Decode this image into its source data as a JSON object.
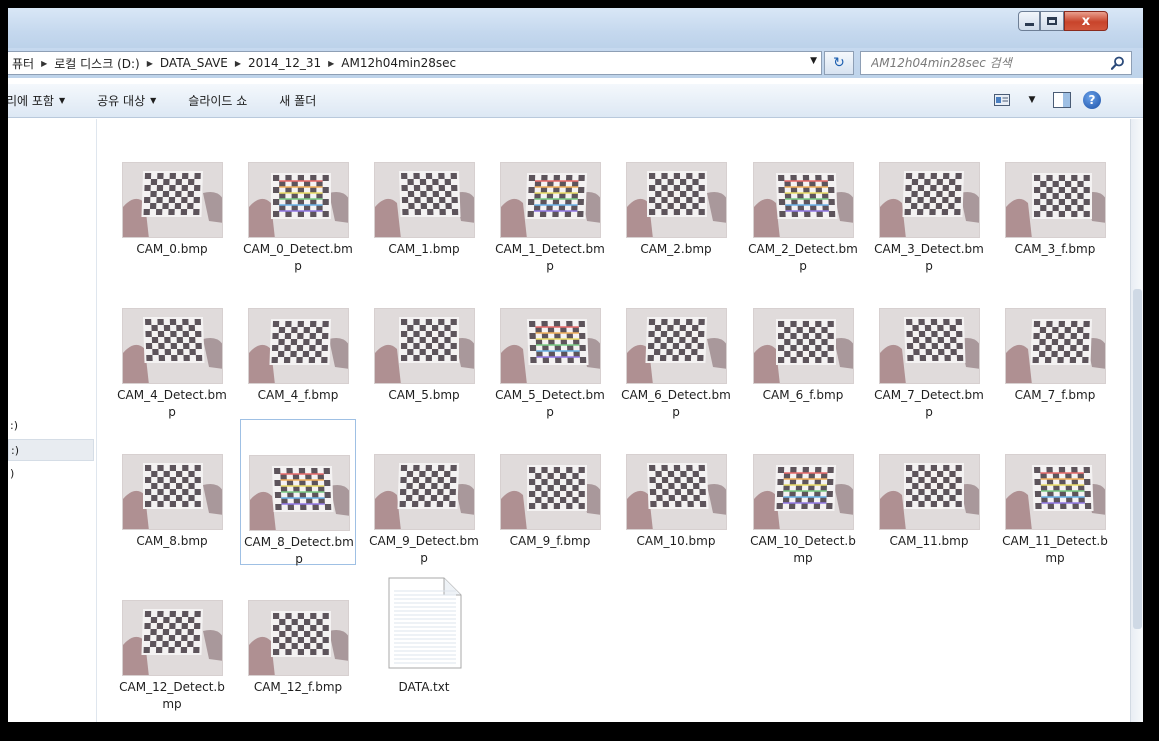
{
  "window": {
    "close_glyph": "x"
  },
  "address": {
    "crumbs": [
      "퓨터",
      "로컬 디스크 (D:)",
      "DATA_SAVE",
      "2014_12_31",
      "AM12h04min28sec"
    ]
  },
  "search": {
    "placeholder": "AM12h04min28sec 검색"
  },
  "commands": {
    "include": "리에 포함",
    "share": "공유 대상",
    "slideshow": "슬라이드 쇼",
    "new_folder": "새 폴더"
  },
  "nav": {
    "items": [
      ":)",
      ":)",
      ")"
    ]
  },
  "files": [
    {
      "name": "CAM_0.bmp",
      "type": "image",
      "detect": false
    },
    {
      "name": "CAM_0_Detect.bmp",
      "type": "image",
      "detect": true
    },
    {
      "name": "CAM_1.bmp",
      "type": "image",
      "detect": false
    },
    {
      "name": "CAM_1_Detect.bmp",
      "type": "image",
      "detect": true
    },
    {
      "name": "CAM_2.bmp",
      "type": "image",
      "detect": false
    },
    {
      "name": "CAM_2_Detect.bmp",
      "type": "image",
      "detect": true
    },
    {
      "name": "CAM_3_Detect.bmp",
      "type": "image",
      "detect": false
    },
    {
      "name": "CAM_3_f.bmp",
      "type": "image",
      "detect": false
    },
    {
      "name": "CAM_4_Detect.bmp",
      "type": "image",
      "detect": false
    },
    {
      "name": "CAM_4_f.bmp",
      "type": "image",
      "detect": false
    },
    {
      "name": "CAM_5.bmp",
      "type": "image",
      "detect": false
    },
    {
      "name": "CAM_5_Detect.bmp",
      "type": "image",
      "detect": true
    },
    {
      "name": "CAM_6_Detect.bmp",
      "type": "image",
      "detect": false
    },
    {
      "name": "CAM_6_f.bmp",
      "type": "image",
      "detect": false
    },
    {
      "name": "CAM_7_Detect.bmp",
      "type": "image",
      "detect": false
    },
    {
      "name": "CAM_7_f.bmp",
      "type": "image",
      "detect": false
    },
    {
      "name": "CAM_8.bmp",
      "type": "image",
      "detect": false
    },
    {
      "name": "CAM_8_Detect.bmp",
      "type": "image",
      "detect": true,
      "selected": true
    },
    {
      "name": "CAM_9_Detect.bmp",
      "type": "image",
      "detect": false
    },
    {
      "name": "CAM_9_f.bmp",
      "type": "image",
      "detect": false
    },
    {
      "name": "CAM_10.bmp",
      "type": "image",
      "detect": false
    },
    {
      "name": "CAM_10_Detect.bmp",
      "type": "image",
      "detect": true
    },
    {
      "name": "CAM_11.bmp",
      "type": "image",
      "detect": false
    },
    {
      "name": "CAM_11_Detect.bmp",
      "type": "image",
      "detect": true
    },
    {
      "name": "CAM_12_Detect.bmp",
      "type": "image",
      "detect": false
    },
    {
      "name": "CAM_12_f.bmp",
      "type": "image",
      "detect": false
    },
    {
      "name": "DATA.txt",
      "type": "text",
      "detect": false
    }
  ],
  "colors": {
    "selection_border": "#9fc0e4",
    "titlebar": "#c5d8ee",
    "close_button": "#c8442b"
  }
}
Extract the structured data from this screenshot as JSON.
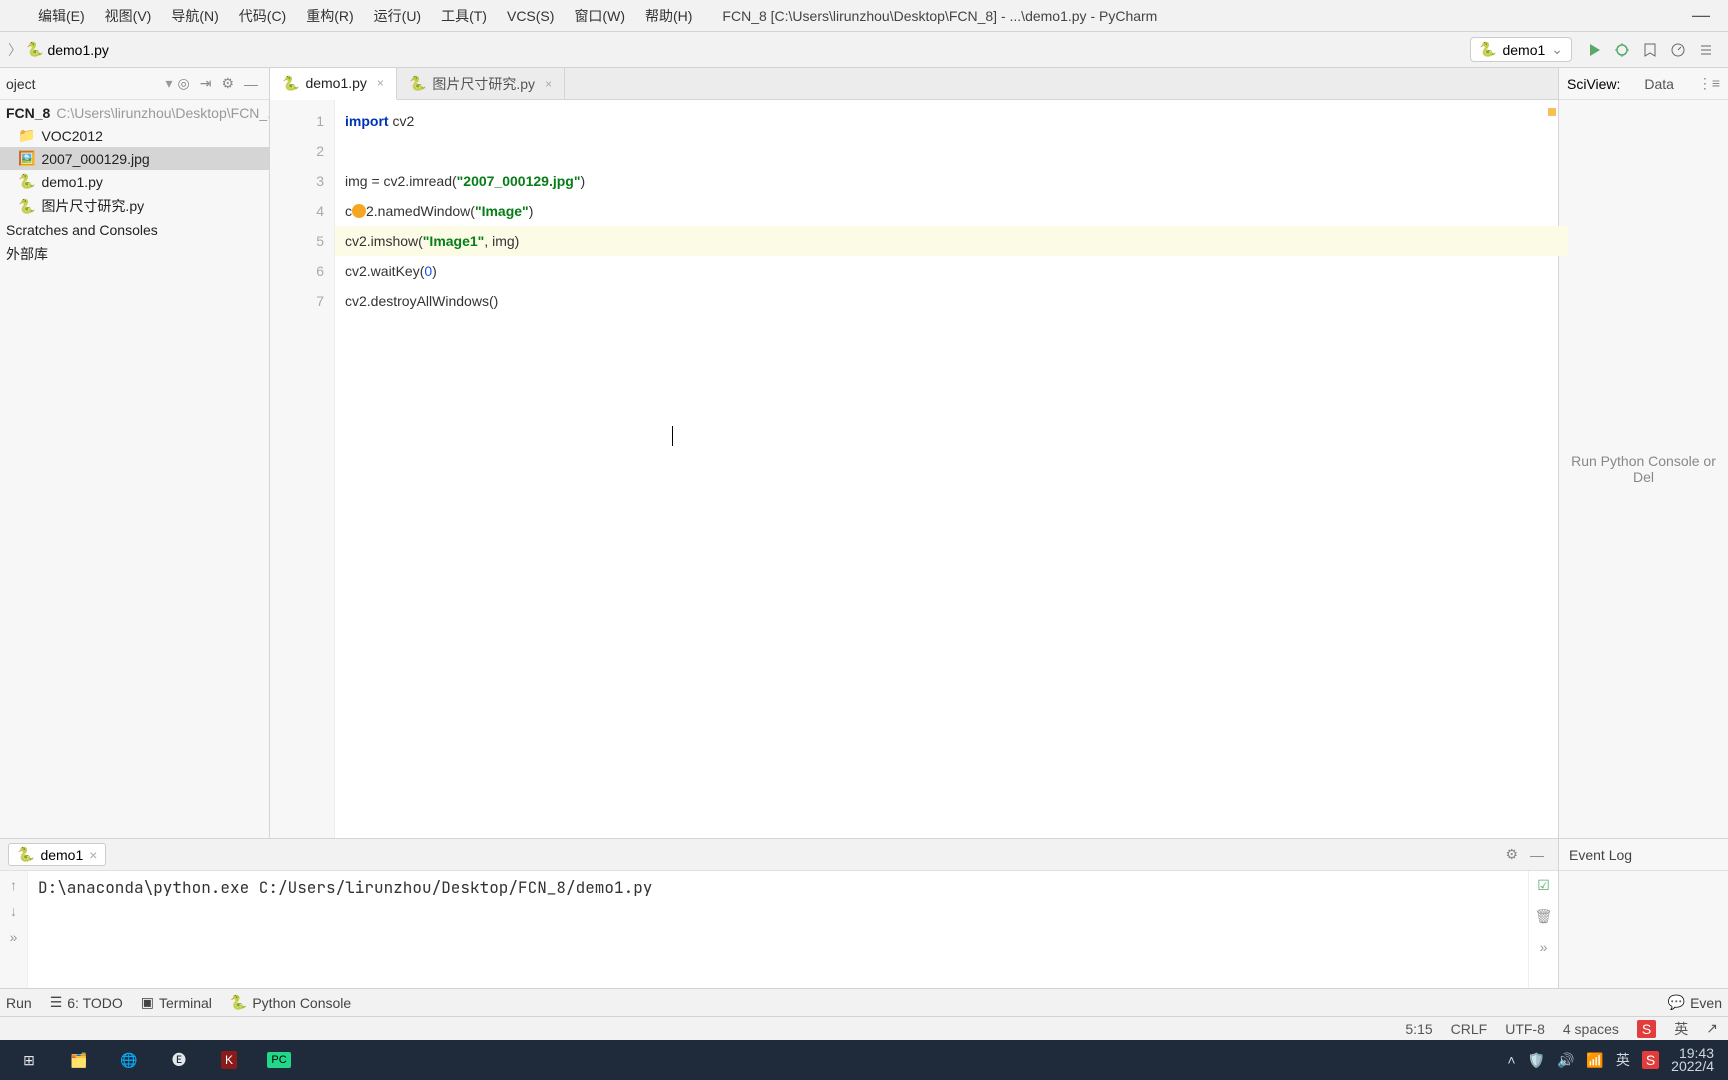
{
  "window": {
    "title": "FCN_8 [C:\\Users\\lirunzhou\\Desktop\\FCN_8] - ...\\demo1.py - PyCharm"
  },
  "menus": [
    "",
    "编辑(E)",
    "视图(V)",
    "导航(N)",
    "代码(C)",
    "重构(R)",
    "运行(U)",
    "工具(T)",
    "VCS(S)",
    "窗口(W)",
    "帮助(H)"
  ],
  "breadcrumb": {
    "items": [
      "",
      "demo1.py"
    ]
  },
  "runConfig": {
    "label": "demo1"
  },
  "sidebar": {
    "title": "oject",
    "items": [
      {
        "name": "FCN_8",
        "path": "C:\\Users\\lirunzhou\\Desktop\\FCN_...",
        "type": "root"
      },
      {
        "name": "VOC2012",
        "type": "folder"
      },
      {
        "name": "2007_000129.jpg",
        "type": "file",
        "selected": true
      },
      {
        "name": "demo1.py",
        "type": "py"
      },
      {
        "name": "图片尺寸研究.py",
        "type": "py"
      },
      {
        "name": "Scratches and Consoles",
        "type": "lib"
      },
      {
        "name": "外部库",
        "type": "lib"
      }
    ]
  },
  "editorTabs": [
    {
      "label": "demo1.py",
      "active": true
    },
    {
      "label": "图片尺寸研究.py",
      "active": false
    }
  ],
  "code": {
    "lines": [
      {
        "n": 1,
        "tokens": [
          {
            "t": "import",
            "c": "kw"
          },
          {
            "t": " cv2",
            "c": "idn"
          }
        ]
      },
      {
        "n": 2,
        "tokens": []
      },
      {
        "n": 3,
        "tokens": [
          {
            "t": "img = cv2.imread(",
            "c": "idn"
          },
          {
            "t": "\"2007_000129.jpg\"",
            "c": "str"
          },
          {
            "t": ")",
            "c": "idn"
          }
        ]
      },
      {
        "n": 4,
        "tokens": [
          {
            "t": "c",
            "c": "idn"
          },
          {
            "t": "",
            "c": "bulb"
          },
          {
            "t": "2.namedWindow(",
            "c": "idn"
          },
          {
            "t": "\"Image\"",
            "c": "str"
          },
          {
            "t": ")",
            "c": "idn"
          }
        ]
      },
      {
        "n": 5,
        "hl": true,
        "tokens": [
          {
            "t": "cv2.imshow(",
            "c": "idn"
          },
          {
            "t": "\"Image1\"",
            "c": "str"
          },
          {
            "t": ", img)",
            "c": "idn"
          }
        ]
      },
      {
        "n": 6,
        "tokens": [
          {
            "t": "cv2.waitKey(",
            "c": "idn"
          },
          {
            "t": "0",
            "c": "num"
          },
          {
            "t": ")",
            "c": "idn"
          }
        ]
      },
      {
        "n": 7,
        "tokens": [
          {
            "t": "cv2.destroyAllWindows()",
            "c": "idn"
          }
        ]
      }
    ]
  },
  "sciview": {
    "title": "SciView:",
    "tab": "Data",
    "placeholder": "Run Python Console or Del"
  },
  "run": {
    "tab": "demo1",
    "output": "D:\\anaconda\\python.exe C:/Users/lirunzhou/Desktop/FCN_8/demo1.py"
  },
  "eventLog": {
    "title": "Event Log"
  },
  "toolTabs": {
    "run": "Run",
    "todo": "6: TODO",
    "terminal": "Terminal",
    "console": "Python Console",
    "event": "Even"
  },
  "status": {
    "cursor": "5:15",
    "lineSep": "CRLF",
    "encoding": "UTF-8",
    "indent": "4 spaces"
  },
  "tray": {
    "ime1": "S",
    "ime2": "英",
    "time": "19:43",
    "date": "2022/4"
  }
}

- **Given request**
None of the pictures should appear; repeat the records exactly otherwise.

- **Answer below**
Decode this image into its source data as a JSON object.
{
  "window": {
    "close_glyph": "x"
  },
  "address": {
    "crumbs": [
      "퓨터",
      "로컬 디스크 (D:)",
      "DATA_SAVE",
      "2014_12_31",
      "AM12h04min28sec"
    ]
  },
  "search": {
    "placeholder": "AM12h04min28sec 검색"
  },
  "commands": {
    "include": "리에 포함",
    "share": "공유 대상",
    "slideshow": "슬라이드 쇼",
    "new_folder": "새 폴더"
  },
  "nav": {
    "items": [
      ":)",
      ":)",
      ")"
    ]
  },
  "files": [
    {
      "name": "CAM_0.bmp",
      "type": "image",
      "detect": false
    },
    {
      "name": "CAM_0_Detect.bmp",
      "type": "image",
      "detect": true
    },
    {
      "name": "CAM_1.bmp",
      "type": "image",
      "detect": false
    },
    {
      "name": "CAM_1_Detect.bmp",
      "type": "image",
      "detect": true
    },
    {
      "name": "CAM_2.bmp",
      "type": "image",
      "detect": false
    },
    {
      "name": "CAM_2_Detect.bmp",
      "type": "image",
      "detect": true
    },
    {
      "name": "CAM_3_Detect.bmp",
      "type": "image",
      "detect": false
    },
    {
      "name": "CAM_3_f.bmp",
      "type": "image",
      "detect": false
    },
    {
      "name": "CAM_4_Detect.bmp",
      "type": "image",
      "detect": false
    },
    {
      "name": "CAM_4_f.bmp",
      "type": "image",
      "detect": false
    },
    {
      "name": "CAM_5.bmp",
      "type": "image",
      "detect": false
    },
    {
      "name": "CAM_5_Detect.bmp",
      "type": "image",
      "detect": true
    },
    {
      "name": "CAM_6_Detect.bmp",
      "type": "image",
      "detect": false
    },
    {
      "name": "CAM_6_f.bmp",
      "type": "image",
      "detect": false
    },
    {
      "name": "CAM_7_Detect.bmp",
      "type": "image",
      "detect": false
    },
    {
      "name": "CAM_7_f.bmp",
      "type": "image",
      "detect": false
    },
    {
      "name": "CAM_8.bmp",
      "type": "image",
      "detect": false
    },
    {
      "name": "CAM_8_Detect.bmp",
      "type": "image",
      "detect": true,
      "selected": true
    },
    {
      "name": "CAM_9_Detect.bmp",
      "type": "image",
      "detect": false
    },
    {
      "name": "CAM_9_f.bmp",
      "type": "image",
      "detect": false
    },
    {
      "name": "CAM_10.bmp",
      "type": "image",
      "detect": false
    },
    {
      "name": "CAM_10_Detect.bmp",
      "type": "image",
      "detect": true
    },
    {
      "name": "CAM_11.bmp",
      "type": "image",
      "detect": false
    },
    {
      "name": "CAM_11_Detect.bmp",
      "type": "image",
      "detect": true
    },
    {
      "name": "CAM_12_Detect.bmp",
      "type": "image",
      "detect": false
    },
    {
      "name": "CAM_12_f.bmp",
      "type": "image",
      "detect": false
    },
    {
      "name": "DATA.txt",
      "type": "text",
      "detect": false
    }
  ],
  "colors": {
    "selection_border": "#9fc0e4",
    "titlebar": "#c5d8ee",
    "close_button": "#c8442b"
  }
}
Extract the structured data from this screenshot as JSON.
{
  "window": {
    "title": "FCN_8 [C:\\Users\\lirunzhou\\Desktop\\FCN_8] - ...\\demo1.py - PyCharm"
  },
  "menus": [
    "",
    "编辑(E)",
    "视图(V)",
    "导航(N)",
    "代码(C)",
    "重构(R)",
    "运行(U)",
    "工具(T)",
    "VCS(S)",
    "窗口(W)",
    "帮助(H)"
  ],
  "breadcrumb": {
    "items": [
      "",
      "demo1.py"
    ]
  },
  "runConfig": {
    "label": "demo1"
  },
  "sidebar": {
    "title": "oject",
    "items": [
      {
        "name": "FCN_8",
        "path": "C:\\Users\\lirunzhou\\Desktop\\FCN_...",
        "type": "root"
      },
      {
        "name": "VOC2012",
        "type": "folder"
      },
      {
        "name": "2007_000129.jpg",
        "type": "file",
        "selected": true
      },
      {
        "name": "demo1.py",
        "type": "py"
      },
      {
        "name": "图片尺寸研究.py",
        "type": "py"
      },
      {
        "name": "Scratches and Consoles",
        "type": "lib"
      },
      {
        "name": "外部库",
        "type": "lib"
      }
    ]
  },
  "editorTabs": [
    {
      "label": "demo1.py",
      "active": true
    },
    {
      "label": "图片尺寸研究.py",
      "active": false
    }
  ],
  "code": {
    "lines": [
      {
        "n": 1,
        "tokens": [
          {
            "t": "import",
            "c": "kw"
          },
          {
            "t": " cv2",
            "c": "idn"
          }
        ]
      },
      {
        "n": 2,
        "tokens": []
      },
      {
        "n": 3,
        "tokens": [
          {
            "t": "img = cv2.imread(",
            "c": "idn"
          },
          {
            "t": "\"2007_000129.jpg\"",
            "c": "str"
          },
          {
            "t": ")",
            "c": "idn"
          }
        ]
      },
      {
        "n": 4,
        "tokens": [
          {
            "t": "c",
            "c": "idn"
          },
          {
            "t": "",
            "c": "bulb"
          },
          {
            "t": "2.namedWindow(",
            "c": "idn"
          },
          {
            "t": "\"Image\"",
            "c": "str"
          },
          {
            "t": ")",
            "c": "idn"
          }
        ]
      },
      {
        "n": 5,
        "hl": true,
        "tokens": [
          {
            "t": "cv2.imshow(",
            "c": "idn"
          },
          {
            "t": "\"Image1\"",
            "c": "str"
          },
          {
            "t": ", img)",
            "c": "idn"
          }
        ]
      },
      {
        "n": 6,
        "tokens": [
          {
            "t": "cv2.waitKey(",
            "c": "idn"
          },
          {
            "t": "0",
            "c": "num"
          },
          {
            "t": ")",
            "c": "idn"
          }
        ]
      },
      {
        "n": 7,
        "tokens": [
          {
            "t": "cv2.destroyAllWindows()",
            "c": "idn"
          }
        ]
      }
    ]
  },
  "sciview": {
    "title": "SciView:",
    "tab": "Data",
    "placeholder": "Run Python Console or Del"
  },
  "run": {
    "tab": "demo1",
    "output": "D:\\anaconda\\python.exe C:/Users/lirunzhou/Desktop/FCN_8/demo1.py"
  },
  "eventLog": {
    "title": "Event Log"
  },
  "toolTabs": {
    "run": "Run",
    "todo": "6: TODO",
    "terminal": "Terminal",
    "console": "Python Console",
    "event": "Even"
  },
  "status": {
    "cursor": "5:15",
    "lineSep": "CRLF",
    "encoding": "UTF-8",
    "indent": "4 spaces"
  },
  "tray": {
    "ime1": "S",
    "ime2": "英",
    "time": "19:43",
    "date": "2022/4"
  }
}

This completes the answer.